- **What is expected**: Scan the following material for the string "подсобного" and copy each line in which it appears.

- **Data shown**:
·····
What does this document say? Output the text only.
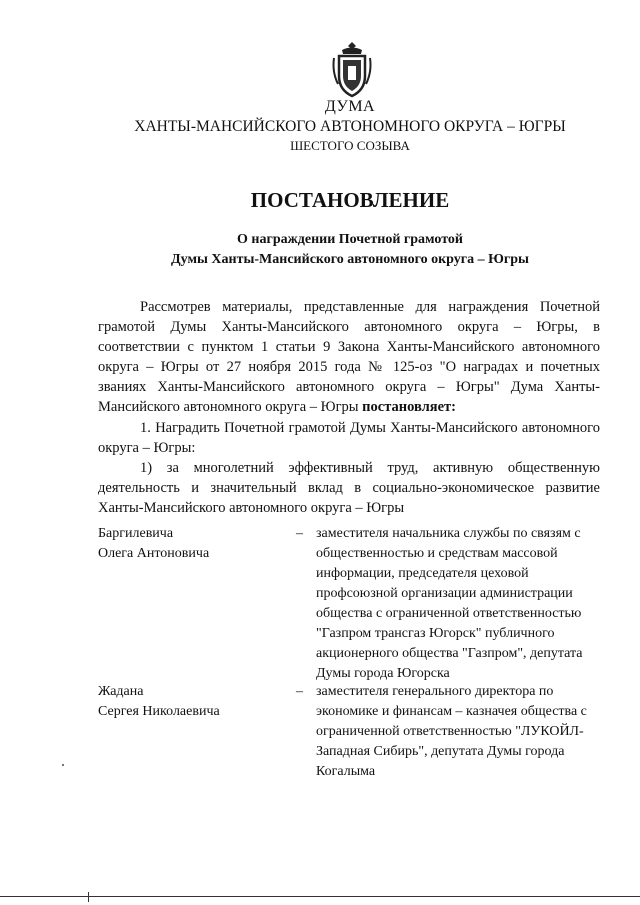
ДУМА
ХАНТЫ-МАНСИЙСКОГО АВТОНОМНОГО ОКРУГА – ЮГРЫ
ШЕСТОГО СОЗЫВА
ПОСТАНОВЛЕНИЕ
О награждении Почетной грамотой
Думы Ханты-Мансийского автономного округа – Югры
Рассмотрев материалы, представленные для награждения Почетной грамотой Думы Ханты-Мансийского автономного округа – Югры, в соответствии с пунктом 1 статьи 9 Закона Ханты-Мансийского автономного округа – Югры от 27 ноября 2015 года № 125-оз "О наградах и почетных званиях Ханты-Мансийского автономного округа – Югры" Дума Ханты-Мансийского автономного округа – Югры постановляет:
1. Наградить Почетной грамотой Думы Ханты-Мансийского автономного округа – Югры:
1) за многолетний эффективный труд, активную общественную деятельность и значительный вклад в социально-экономическое развитие Ханты-Мансийского автономного округа – Югры
Баргилевича
Олега Антоновича
– заместителя начальника службы по связям с общественностью и средствам массовой информации, председателя цеховой профсоюзной организации администрации общества с ограниченной ответственностью "Газпром трансгаз Югорск" публичного акционерного общества "Газпром", депутата Думы города Югорска
Жадана
Сергея Николаевича
– заместителя генерального директора по экономике и финансам – казначея общества с ограниченной ответственностью "ЛУКОЙЛ-Западная Сибирь", депутата Думы города Когалыма
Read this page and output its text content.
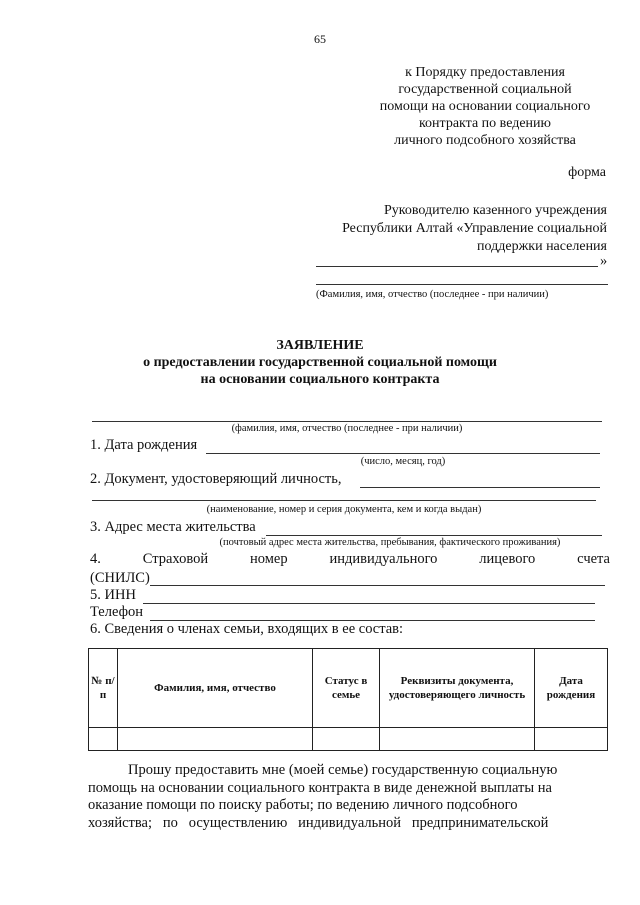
65
к Порядку предоставления
государственной социальной
помощи на основании социального
контракта по ведению
личного подсобного хозяйства
форма
Руководителю казенного учреждения
Республики Алтай «Управление социальной
поддержки населения
»
(Фамилия, имя, отчество (последнее - при наличии)
ЗАЯВЛЕНИЕ
о предоставлении государственной социальной помощи
на основании социального контракта
(фамилия, имя, отчество (последнее - при наличии)
1. Дата рождения
(число, месяц, год)
2. Документ, удостоверяющий личность,
(наименование, номер и серия документа, кем и когда выдан)
3. Адрес места жительства
(почтовый адрес места жительства, пребывания, фактического проживания)
4.	Страховой	номер	индивидуального	лицевого	счета
(СНИЛС)
5. ИНН
Телефон
6. Сведения о членах семьи, входящих в ее состав:
№ п/п	Фамилия, имя, отчество	Статус в семье	Реквизиты документа, удостоверяющего личность	Дата рождения

Прошу предоставить мне (моей семье) государственную социальную
помощь на основании социального контракта в виде денежной выплаты на
оказание помощи по поиску работы; по ведению личного подсобного
хозяйства;   по   осуществлению   индивидуальной   предпринимательской
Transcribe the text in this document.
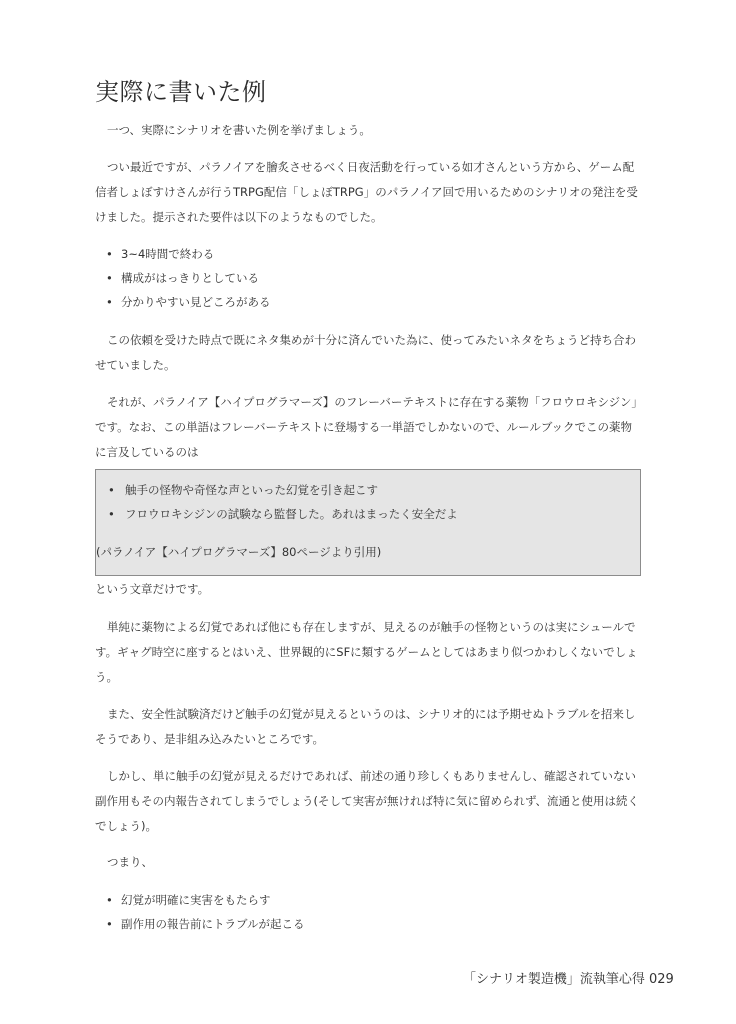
実際に書いた例

一つ、実際にシナリオを書いた例を挙げましょう。

つい最近ですが、パラノイアを膾炙させるべく日夜活動を行っている如才さんという方から、ゲーム配信者しょぼすけさんが行うTRPG配信「しょぼTRPG」のパラノイア回で用いるためのシナリオの発注を受けました。提示された要件は以下のようなものでした。

• 3~4時間で終わる
• 構成がはっきりとしている
• 分かりやすい見どころがある

この依頼を受けた時点で既にネタ集めが十分に済んでいた為に、使ってみたいネタをちょうど持ち合わせていました。

それが、パラノイア【ハイプログラマーズ】のフレーバーテキストに存在する薬物「フロウロキシジン」です。なお、この単語はフレーバーテキストに登場する一単語でしかないので、ルールブックでこの薬物に言及しているのは

• 触手の怪物や奇怪な声といった幻覚を引き起こす
• フロウロキシジンの試験なら監督した。あれはまったく安全だよ
(パラノイア【ハイプログラマーズ】80ページより引用)

という文章だけです。

単純に薬物による幻覚であれば他にも存在しますが、見えるのが触手の怪物というのは実にシュールです。ギャグ時空に座するとはいえ、世界観的にSFに類するゲームとしてはあまり似つかわしくないでしょう。

また、安全性試験済だけど触手の幻覚が見えるというのは、シナリオ的には予期せぬトラブルを招来しそうであり、是非組み込みたいところです。

しかし、単に触手の幻覚が見えるだけであれば、前述の通り珍しくもありませんし、確認されていない副作用もその内報告されてしまうでしょう(そして実害が無ければ特に気に留められず、流通と使用は続くでしょう)。

つまり、

• 幻覚が明確に実害をもたらす
• 副作用の報告前にトラブルが起こる
「シナリオ製造機」流執筆心得 029
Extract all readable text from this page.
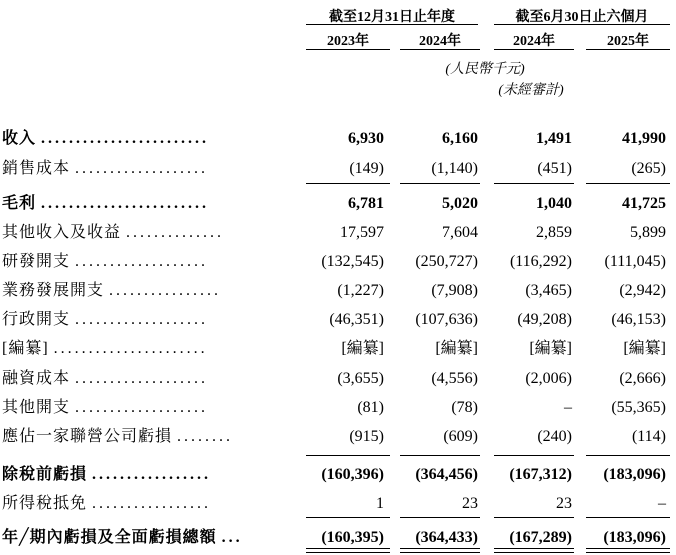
截至12月31日止年度	截至6月30日止六個月
2023年	2024年	2024年	2025年
(人民幣千元)
(未經審計)
收入 ........................	6,930	6,160	1,491	41,990
銷售成本 ...................	(149)	(1,140)	(451)	(265)
毛利 ........................	6,781	5,020	1,040	41,725
其他收入及收益 ..............	17,597	7,604	2,859	5,899
研發開支 ...................	(132,545)	(250,727)	(116,292)	(111,045)
業務發展開支 ................	(1,227)	(7,908)	(3,465)	(2,942)
行政開支 ...................	(46,351)	(107,636)	(49,208)	(46,153)
[編纂] ......................	[編纂]	[編纂]	[編纂]	[編纂]
融資成本 ...................	(3,655)	(4,556)	(2,006)	(2,666)
其他開支 ...................	(81)	(78)	–	(55,365)
應佔一家聯營公司虧損 ........	(915)	(609)	(240)	(114)
除稅前虧損 .................	(160,396)	(364,456)	(167,312)	(183,096)
所得稅抵免 .................	1	23	23	–
年╱期內虧損及全面虧損總額 ...	(160,395)	(364,433)	(167,289)	(183,096)
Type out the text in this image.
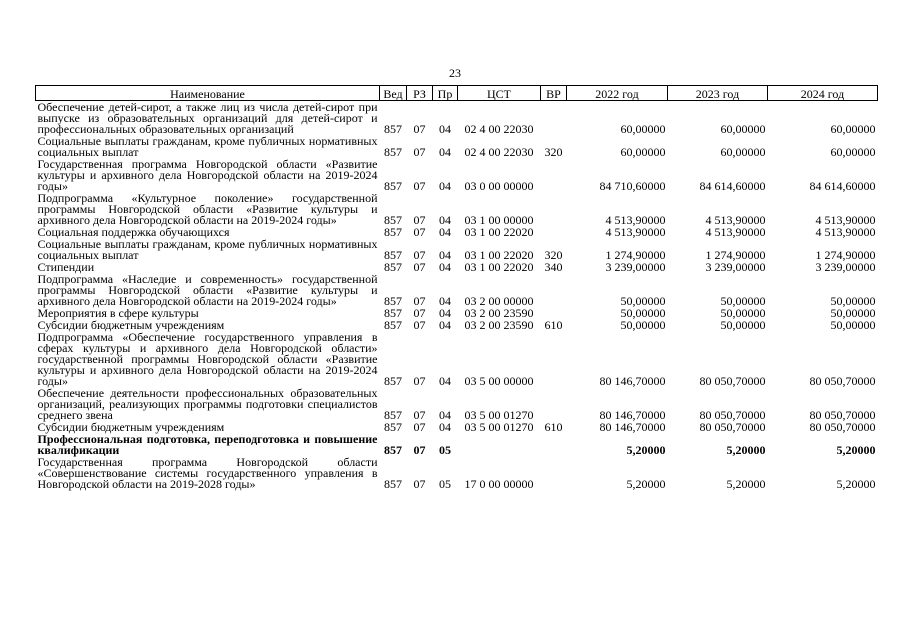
23
Наименование	Вед	РЗ	Пр	ЦСТ	ВР	2022 год	2023 год	2024 год
Обеспечение детей-сирот, а также лиц из числа детей-сирот при выпуске из образовательных организаций для детей-сирот и профессиональных образовательных организаций	857	07	04	02 4 00 22030		60,00000	60,00000	60,00000
Социальные выплаты гражданам, кроме публичных нормативных социальных выплат	857	07	04	02 4 00 22030	320	60,00000	60,00000	60,00000
Государственная программа Новгородской области «Развитие культуры и архивного дела Новгородской области на 2019-2024 годы»	857	07	04	03 0 00 00000		84 710,60000	84 614,60000	84 614,60000
Подпрограмма «Культурное поколение» государственной программы Новгородской области «Развитие культуры и архивного дела Новгородской области на 2019-2024 годы»	857	07	04	03 1 00 00000		4 513,90000	4 513,90000	4 513,90000
Социальная поддержка обучающихся	857	07	04	03 1 00 22020		4 513,90000	4 513,90000	4 513,90000
Социальные выплаты гражданам, кроме публичных нормативных социальных выплат	857	07	04	03 1 00 22020	320	1 274,90000	1 274,90000	1 274,90000
Стипендии	857	07	04	03 1 00 22020	340	3 239,00000	3 239,00000	3 239,00000
Подпрограмма «Наследие и современность» государственной программы Новгородской области «Развитие культуры и архивного дела Новгородской области на 2019-2024 годы»	857	07	04	03 2 00 00000		50,00000	50,00000	50,00000
Мероприятия в сфере культуры	857	07	04	03 2 00 23590		50,00000	50,00000	50,00000
Субсидии бюджетным учреждениям	857	07	04	03 2 00 23590	610	50,00000	50,00000	50,00000
Подпрограмма «Обеспечение государственного управления в сферах культуры и архивного дела Новгородской области» государственной программы Новгородской области «Развитие культуры и архивного дела Новгородской области на 2019-2024 годы»	857	07	04	03 5 00 00000		80 146,70000	80 050,70000	80 050,70000
Обеспечение деятельности профессиональных образовательных организаций, реализующих программы подготовки специалистов среднего звена	857	07	04	03 5 00 01270		80 146,70000	80 050,70000	80 050,70000
Субсидии бюджетным учреждениям	857	07	04	03 5 00 01270	610	80 146,70000	80 050,70000	80 050,70000
Профессиональная подготовка, переподготовка и повышение квалификации	857	07	05			5,20000	5,20000	5,20000
Государственная программа Новгородской области «Совершенствование системы государственного управления в Новгородской области на 2019-2028 годы»	857	07	05	17 0 00 00000		5,20000	5,20000	5,20000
·····
- **Response**:
личного подсобного хозяйства
оказание помощи по поиску работы; по ведению личного подсобного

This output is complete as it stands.